• _EXCERPTED RECORDS_:
= = = = =

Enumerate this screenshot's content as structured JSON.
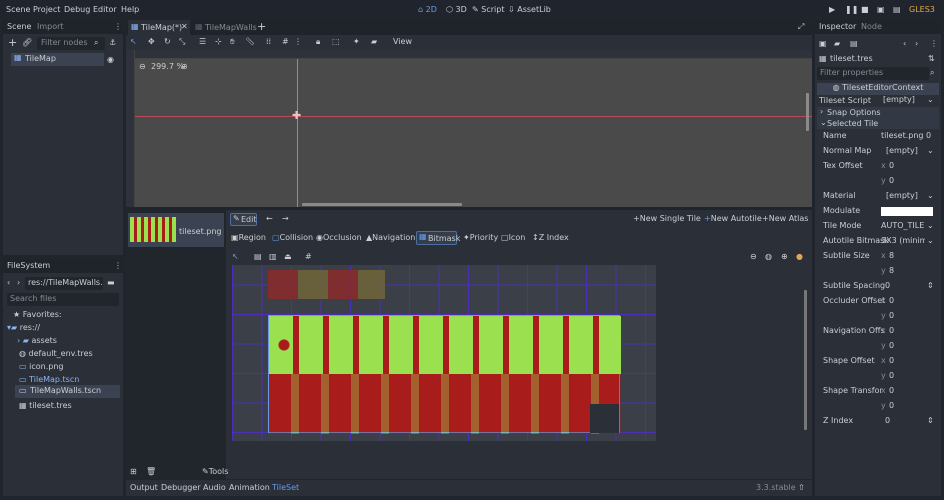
{
  "menu": {
    "scene": "Scene",
    "project": "Project",
    "debug": "Debug",
    "editor": "Editor",
    "help": "Help"
  },
  "workspaces": {
    "two_d": "2D",
    "three_d": "3D",
    "script": "Script",
    "assetlib": "AssetLib"
  },
  "renderer": "GLES3",
  "left_tabs": {
    "scene": "Scene",
    "import": "Import"
  },
  "scene_filter_placeholder": "Filter nodes",
  "scene_tree_root": "TileMap",
  "filesystem": {
    "title": "FileSystem",
    "path": "res://TileMapWalls.tsc",
    "search_placeholder": "Search files",
    "favorites": "Favorites:",
    "root": "res://",
    "items": [
      "assets",
      "default_env.tres",
      "icon.png",
      "TileMap.tscn",
      "TileMapWalls.tscn",
      "tileset.tres"
    ]
  },
  "doc_tabs": {
    "tab1": "TileMap(*)",
    "tab2": "TileMapWalls"
  },
  "view_menu": "View",
  "zoom": "299.7 %",
  "tileset_panel": {
    "texture_name": "tileset.png",
    "edit": "Edit",
    "new_single_tile": "New Single Tile",
    "new_autotile": "New Autotile",
    "new_atlas": "New Atlas",
    "modes": [
      "Region",
      "Collision",
      "Occlusion",
      "Navigation",
      "Bitmask",
      "Priority",
      "Icon",
      "Z Index"
    ],
    "tools": "Tools"
  },
  "bottom_tabs": [
    "Output",
    "Debugger",
    "Audio",
    "Animation",
    "TileSet"
  ],
  "version": "3.3.stable",
  "inspector": {
    "tabs": {
      "inspector": "Inspector",
      "node": "Node"
    },
    "resource": "tileset.tres",
    "filter_placeholder": "Filter properties",
    "context": "TilesetEditorContext",
    "tileset_script_label": "Tileset Script",
    "tileset_script_value": "[empty]",
    "snap_options": "Snap Options",
    "selected_tile": "Selected Tile",
    "props": {
      "name_label": "Name",
      "name_value": "tileset.png 0",
      "normal_map_label": "Normal Map",
      "normal_map_value": "[empty]",
      "tex_offset_label": "Tex Offset",
      "tex_offset_x": "0",
      "tex_offset_y": "0",
      "material_label": "Material",
      "material_value": "[empty]",
      "modulate_label": "Modulate",
      "tile_mode_label": "Tile Mode",
      "tile_mode_value": "AUTO_TILE",
      "autotile_bitmask_label": "Autotile Bitmask",
      "autotile_bitmask_value": "3X3 (minimal",
      "subtile_size_label": "Subtile Size",
      "subtile_size_x": "8",
      "subtile_size_y": "8",
      "subtile_spacing_label": "Subtile Spacing",
      "subtile_spacing_value": "0",
      "occluder_offset_label": "Occluder Offset",
      "occluder_offset_x": "0",
      "occluder_offset_y": "0",
      "navigation_offset_label": "Navigation Offs",
      "navigation_offset_x": "0",
      "navigation_offset_y": "0",
      "shape_offset_label": "Shape Offset",
      "shape_offset_x": "0",
      "shape_offset_y": "0",
      "shape_transform_label": "Shape Transfor",
      "shape_transform_x": "0",
      "shape_transform_y": "0",
      "z_index_label": "Z Index",
      "z_index_value": "0"
    },
    "axis_x": "x",
    "axis_y": "y"
  },
  "colors": {
    "accent": "#699ce8",
    "tile_red": "#a81c1c",
    "tile_green": "#9be04e",
    "bg": "#20252d"
  }
}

= = = = =

• _WORK TO COMPLETE_:
Would you mind returning each entry above word for word, skipping the images?

• _EXERCISE ANSWER_:
Enumerate this screenshot's content as structured JSON.
{
  "menu": {
    "scene": "Scene",
    "project": "Project",
    "debug": "Debug",
    "editor": "Editor",
    "help": "Help"
  },
  "workspaces": {
    "two_d": "2D",
    "three_d": "3D",
    "script": "Script",
    "assetlib": "AssetLib"
  },
  "renderer": "GLES3",
  "left_tabs": {
    "scene": "Scene",
    "import": "Import"
  },
  "scene_filter_placeholder": "Filter nodes",
  "scene_tree_root": "TileMap",
  "filesystem": {
    "title": "FileSystem",
    "path": "res://TileMapWalls.tsc",
    "search_placeholder": "Search files",
    "favorites": "Favorites:",
    "root": "res://",
    "items": [
      "assets",
      "default_env.tres",
      "icon.png",
      "TileMap.tscn",
      "TileMapWalls.tscn",
      "tileset.tres"
    ]
  },
  "doc_tabs": {
    "tab1": "TileMap(*)",
    "tab2": "TileMapWalls"
  },
  "view_menu": "View",
  "zoom": "299.7 %",
  "tileset_panel": {
    "texture_name": "tileset.png",
    "edit": "Edit",
    "new_single_tile": "New Single Tile",
    "new_autotile": "New Autotile",
    "new_atlas": "New Atlas",
    "modes": [
      "Region",
      "Collision",
      "Occlusion",
      "Navigation",
      "Bitmask",
      "Priority",
      "Icon",
      "Z Index"
    ],
    "tools": "Tools"
  },
  "bottom_tabs": [
    "Output",
    "Debugger",
    "Audio",
    "Animation",
    "TileSet"
  ],
  "version": "3.3.stable",
  "inspector": {
    "tabs": {
      "inspector": "Inspector",
      "node": "Node"
    },
    "resource": "tileset.tres",
    "filter_placeholder": "Filter properties",
    "context": "TilesetEditorContext",
    "tileset_script_label": "Tileset Script",
    "tileset_script_value": "[empty]",
    "snap_options": "Snap Options",
    "selected_tile": "Selected Tile",
    "props": {
      "name_label": "Name",
      "name_value": "tileset.png 0",
      "normal_map_label": "Normal Map",
      "normal_map_value": "[empty]",
      "tex_offset_label": "Tex Offset",
      "tex_offset_x": "0",
      "tex_offset_y": "0",
      "material_label": "Material",
      "material_value": "[empty]",
      "modulate_label": "Modulate",
      "tile_mode_label": "Tile Mode",
      "tile_mode_value": "AUTO_TILE",
      "autotile_bitmask_label": "Autotile Bitmask",
      "autotile_bitmask_value": "3X3 (minimal",
      "subtile_size_label": "Subtile Size",
      "subtile_size_x": "8",
      "subtile_size_y": "8",
      "subtile_spacing_label": "Subtile Spacing",
      "subtile_spacing_value": "0",
      "occluder_offset_label": "Occluder Offset",
      "occluder_offset_x": "0",
      "occluder_offset_y": "0",
      "navigation_offset_label": "Navigation Offs",
      "navigation_offset_x": "0",
      "navigation_offset_y": "0",
      "shape_offset_label": "Shape Offset",
      "shape_offset_x": "0",
      "shape_offset_y": "0",
      "shape_transform_label": "Shape Transfor",
      "shape_transform_x": "0",
      "shape_transform_y": "0",
      "z_index_label": "Z Index",
      "z_index_value": "0"
    },
    "axis_x": "x",
    "axis_y": "y"
  },
  "colors": {
    "accent": "#699ce8",
    "tile_red": "#a81c1c",
    "tile_green": "#9be04e",
    "bg": "#20252d"
  }
}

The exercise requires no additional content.